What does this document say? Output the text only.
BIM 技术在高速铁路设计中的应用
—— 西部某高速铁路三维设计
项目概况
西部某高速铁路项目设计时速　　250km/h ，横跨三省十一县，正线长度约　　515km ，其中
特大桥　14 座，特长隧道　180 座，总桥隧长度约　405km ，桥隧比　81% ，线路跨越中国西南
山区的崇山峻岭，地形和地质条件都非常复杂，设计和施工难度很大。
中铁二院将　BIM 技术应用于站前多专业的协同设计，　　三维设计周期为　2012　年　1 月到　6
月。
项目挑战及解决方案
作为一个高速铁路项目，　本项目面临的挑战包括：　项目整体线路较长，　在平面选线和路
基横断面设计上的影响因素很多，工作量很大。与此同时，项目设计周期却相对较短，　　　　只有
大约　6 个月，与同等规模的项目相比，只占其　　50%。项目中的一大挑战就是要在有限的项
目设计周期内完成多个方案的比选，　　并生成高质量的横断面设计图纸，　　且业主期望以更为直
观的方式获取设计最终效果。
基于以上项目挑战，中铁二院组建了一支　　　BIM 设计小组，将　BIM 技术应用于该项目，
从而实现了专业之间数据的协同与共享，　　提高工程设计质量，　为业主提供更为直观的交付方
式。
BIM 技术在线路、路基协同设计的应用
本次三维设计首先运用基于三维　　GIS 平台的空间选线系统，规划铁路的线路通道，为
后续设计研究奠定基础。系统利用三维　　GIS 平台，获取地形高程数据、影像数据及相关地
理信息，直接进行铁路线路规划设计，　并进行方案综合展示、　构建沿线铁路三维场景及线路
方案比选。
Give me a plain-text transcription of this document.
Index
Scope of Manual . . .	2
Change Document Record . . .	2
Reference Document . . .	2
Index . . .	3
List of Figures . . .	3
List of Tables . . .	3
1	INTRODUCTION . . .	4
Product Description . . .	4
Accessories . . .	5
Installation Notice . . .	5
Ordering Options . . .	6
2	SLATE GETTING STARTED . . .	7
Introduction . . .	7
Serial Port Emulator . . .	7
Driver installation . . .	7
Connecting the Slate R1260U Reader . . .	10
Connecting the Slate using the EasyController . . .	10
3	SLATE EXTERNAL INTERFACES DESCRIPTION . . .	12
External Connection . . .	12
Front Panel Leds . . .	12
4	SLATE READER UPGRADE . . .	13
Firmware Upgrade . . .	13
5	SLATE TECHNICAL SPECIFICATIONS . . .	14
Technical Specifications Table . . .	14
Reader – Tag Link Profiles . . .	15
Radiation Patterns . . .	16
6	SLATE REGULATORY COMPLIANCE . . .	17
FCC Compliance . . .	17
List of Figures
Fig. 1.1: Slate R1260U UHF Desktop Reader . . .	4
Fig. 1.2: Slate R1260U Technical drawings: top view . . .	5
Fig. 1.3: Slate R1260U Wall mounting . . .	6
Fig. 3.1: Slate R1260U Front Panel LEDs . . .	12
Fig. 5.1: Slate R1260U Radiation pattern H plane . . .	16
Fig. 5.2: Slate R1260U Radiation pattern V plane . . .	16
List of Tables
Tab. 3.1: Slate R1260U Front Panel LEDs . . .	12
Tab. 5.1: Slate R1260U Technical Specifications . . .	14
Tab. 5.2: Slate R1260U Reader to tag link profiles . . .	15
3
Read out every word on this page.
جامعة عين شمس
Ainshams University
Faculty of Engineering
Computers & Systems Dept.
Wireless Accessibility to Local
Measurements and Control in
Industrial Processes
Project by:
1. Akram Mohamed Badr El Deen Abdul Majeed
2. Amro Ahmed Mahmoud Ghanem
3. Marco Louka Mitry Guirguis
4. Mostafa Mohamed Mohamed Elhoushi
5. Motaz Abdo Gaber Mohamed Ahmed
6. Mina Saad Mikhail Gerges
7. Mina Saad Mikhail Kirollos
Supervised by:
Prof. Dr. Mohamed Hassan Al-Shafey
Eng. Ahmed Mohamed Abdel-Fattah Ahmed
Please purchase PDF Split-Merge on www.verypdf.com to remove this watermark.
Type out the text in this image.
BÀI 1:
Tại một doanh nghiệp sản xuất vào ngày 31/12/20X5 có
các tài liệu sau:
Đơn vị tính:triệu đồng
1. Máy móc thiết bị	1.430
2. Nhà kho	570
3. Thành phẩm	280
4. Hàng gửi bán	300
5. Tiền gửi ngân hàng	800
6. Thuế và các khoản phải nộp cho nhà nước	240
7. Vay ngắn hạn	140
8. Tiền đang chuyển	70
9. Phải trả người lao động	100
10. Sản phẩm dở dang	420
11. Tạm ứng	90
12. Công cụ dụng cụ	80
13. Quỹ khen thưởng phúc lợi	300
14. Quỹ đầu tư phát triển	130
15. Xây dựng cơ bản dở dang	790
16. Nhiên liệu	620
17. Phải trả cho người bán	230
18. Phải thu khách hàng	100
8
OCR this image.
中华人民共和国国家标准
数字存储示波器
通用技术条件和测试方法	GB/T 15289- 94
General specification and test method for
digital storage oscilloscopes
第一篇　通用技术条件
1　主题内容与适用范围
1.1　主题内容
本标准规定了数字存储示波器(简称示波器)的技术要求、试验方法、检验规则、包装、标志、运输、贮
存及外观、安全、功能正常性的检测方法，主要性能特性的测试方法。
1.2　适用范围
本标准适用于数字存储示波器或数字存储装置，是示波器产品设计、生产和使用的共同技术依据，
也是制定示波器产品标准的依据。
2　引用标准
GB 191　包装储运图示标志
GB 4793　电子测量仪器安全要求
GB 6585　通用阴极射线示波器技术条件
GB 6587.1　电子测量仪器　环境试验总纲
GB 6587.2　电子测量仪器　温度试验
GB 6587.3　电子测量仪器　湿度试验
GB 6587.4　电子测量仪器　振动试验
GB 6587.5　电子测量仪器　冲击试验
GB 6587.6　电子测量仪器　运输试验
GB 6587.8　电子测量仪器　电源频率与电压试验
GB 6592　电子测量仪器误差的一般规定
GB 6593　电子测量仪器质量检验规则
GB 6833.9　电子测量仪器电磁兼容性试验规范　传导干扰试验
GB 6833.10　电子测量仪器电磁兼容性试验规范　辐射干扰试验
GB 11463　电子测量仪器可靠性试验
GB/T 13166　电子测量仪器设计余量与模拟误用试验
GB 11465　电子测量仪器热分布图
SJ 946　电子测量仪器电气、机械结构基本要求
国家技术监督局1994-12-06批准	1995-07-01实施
──────────────────────────────
- The exercise -
Retype the material above, line by line, exactly.

- Written response -
What does this document say? Output the text only.
BIM 技术在高速铁路设计中的应用
—— 西部某高速铁路三维设计
项目概况
西部某高速铁路项目设计时速　　250km/h ，横跨三省十一县，正线长度约　　515km ，其中
特大桥　14 座，特长隧道　180 座，总桥隧长度约　405km ，桥隧比　81% ，线路跨越中国西南
山区的崇山峻岭，地形和地质条件都非常复杂，设计和施工难度很大。
中铁二院将　BIM 技术应用于站前多专业的协同设计，　　三维设计周期为　2012　年　1 月到　6
月。
项目挑战及解决方案
作为一个高速铁路项目，　本项目面临的挑战包括：　项目整体线路较长，　在平面选线和路
基横断面设计上的影响因素很多，工作量很大。与此同时，项目设计周期却相对较短，　　　　只有
大约　6 个月，与同等规模的项目相比，只占其　　50%。项目中的一大挑战就是要在有限的项
目设计周期内完成多个方案的比选，　　并生成高质量的横断面设计图纸，　　且业主期望以更为直
观的方式获取设计最终效果。
基于以上项目挑战，中铁二院组建了一支　　　BIM 设计小组，将　BIM 技术应用于该项目，
从而实现了专业之间数据的协同与共享，　　提高工程设计质量，　为业主提供更为直观的交付方
式。
BIM 技术在线路、路基协同设计的应用
本次三维设计首先运用基于三维　　GIS 平台的空间选线系统，规划铁路的线路通道，为
后续设计研究奠定基础。系统利用三维　　GIS 平台，获取地形高程数据、影像数据及相关地
理信息，直接进行铁路线路规划设计，　并进行方案综合展示、　构建沿线铁路三维场景及线路
方案比选。
Give me a plain-text transcription of this document.
Index
Scope of Manual . . .	2
Change Document Record . . .	2
Reference Document . . .	2
Index . . .	3
List of Figures . . .	3
List of Tables . . .	3
1	INTRODUCTION . . .	4
Product Description . . .	4
Accessories . . .	5
Installation Notice . . .	5
Ordering Options . . .	6
2	SLATE GETTING STARTED . . .	7
Introduction . . .	7
Serial Port Emulator . . .	7
Driver installation . . .	7
Connecting the Slate R1260U Reader . . .	10
Connecting the Slate using the EasyController . . .	10
3	SLATE EXTERNAL INTERFACES DESCRIPTION . . .	12
External Connection . . .	12
Front Panel Leds . . .	12
4	SLATE READER UPGRADE . . .	13
Firmware Upgrade . . .	13
5	SLATE TECHNICAL SPECIFICATIONS . . .	14
Technical Specifications Table . . .	14
Reader – Tag Link Profiles . . .	15
Radiation Patterns . . .	16
6	SLATE REGULATORY COMPLIANCE . . .	17
FCC Compliance . . .	17
List of Figures
Fig. 1.1: Slate R1260U UHF Desktop Reader . . .	4
Fig. 1.2: Slate R1260U Technical drawings: top view . . .	5
Fig. 1.3: Slate R1260U Wall mounting . . .	6
Fig. 3.1: Slate R1260U Front Panel LEDs . . .	12
Fig. 5.1: Slate R1260U Radiation pattern H plane . . .	16
Fig. 5.2: Slate R1260U Radiation pattern V plane . . .	16
List of Tables
Tab. 3.1: Slate R1260U Front Panel LEDs . . .	12
Tab. 5.1: Slate R1260U Technical Specifications . . .	14
Tab. 5.2: Slate R1260U Reader to tag link profiles . . .	15
3
Read out every word on this page.
جامعة عين شمس
Ainshams University
Faculty of Engineering
Computers & Systems Dept.
Wireless Accessibility to Local
Measurements and Control in
Industrial Processes
Project by:
1. Akram Mohamed Badr El Deen Abdul Majeed
2. Amro Ahmed Mahmoud Ghanem
3. Marco Louka Mitry Guirguis
4. Mostafa Mohamed Mohamed Elhoushi
5. Motaz Abdo Gaber Mohamed Ahmed
6. Mina Saad Mikhail Gerges
7. Mina Saad Mikhail Kirollos
Supervised by:
Prof. Dr. Mohamed Hassan Al-Shafey
Eng. Ahmed Mohamed Abdel-Fattah Ahmed
Please purchase PDF Split-Merge on www.verypdf.com to remove this watermark.
Type out the text in this image.
BÀI 1:
Tại một doanh nghiệp sản xuất vào ngày 31/12/20X5 có
các tài liệu sau:
Đơn vị tính:triệu đồng
1. Máy móc thiết bị	1.430
2. Nhà kho	570
3. Thành phẩm	280
4. Hàng gửi bán	300
5. Tiền gửi ngân hàng	800
6. Thuế và các khoản phải nộp cho nhà nước	240
7. Vay ngắn hạn	140
8. Tiền đang chuyển	70
9. Phải trả người lao động	100
10. Sản phẩm dở dang	420
11. Tạm ứng	90
12. Công cụ dụng cụ	80
13. Quỹ khen thưởng phúc lợi	300
14. Quỹ đầu tư phát triển	130
15. Xây dựng cơ bản dở dang	790
16. Nhiên liệu	620
17. Phải trả cho người bán	230
18. Phải thu khách hàng	100
8
OCR this image.
中华人民共和国国家标准
数字存储示波器
通用技术条件和测试方法	GB/T 15289- 94
General specification and test method for
digital storage oscilloscopes
第一篇　通用技术条件
1　主题内容与适用范围
1.1　主题内容
本标准规定了数字存储示波器(简称示波器)的技术要求、试验方法、检验规则、包装、标志、运输、贮
存及外观、安全、功能正常性的检测方法，主要性能特性的测试方法。
1.2　适用范围
本标准适用于数字存储示波器或数字存储装置，是示波器产品设计、生产和使用的共同技术依据，
也是制定示波器产品标准的依据。
2　引用标准
GB 191　包装储运图示标志
GB 4793　电子测量仪器安全要求
GB 6585　通用阴极射线示波器技术条件
GB 6587.1　电子测量仪器　环境试验总纲
GB 6587.2　电子测量仪器　温度试验
GB 6587.3　电子测量仪器　湿度试验
GB 6587.4　电子测量仪器　振动试验
GB 6587.5　电子测量仪器　冲击试验
GB 6587.6　电子测量仪器　运输试验
GB 6587.8　电子测量仪器　电源频率与电压试验
GB 6592　电子测量仪器误差的一般规定
GB 6593　电子测量仪器质量检验规则
GB 6833.9　电子测量仪器电磁兼容性试验规范　传导干扰试验
GB 6833.10　电子测量仪器电磁兼容性试验规范　辐射干扰试验
GB 11463　电子测量仪器可靠性试验
GB/T 13166　电子测量仪器设计余量与模拟误用试验
GB 11465　电子测量仪器热分布图
SJ 946　电子测量仪器电气、机械结构基本要求
国家技术监督局1994-12-06批准	1995-07-01实施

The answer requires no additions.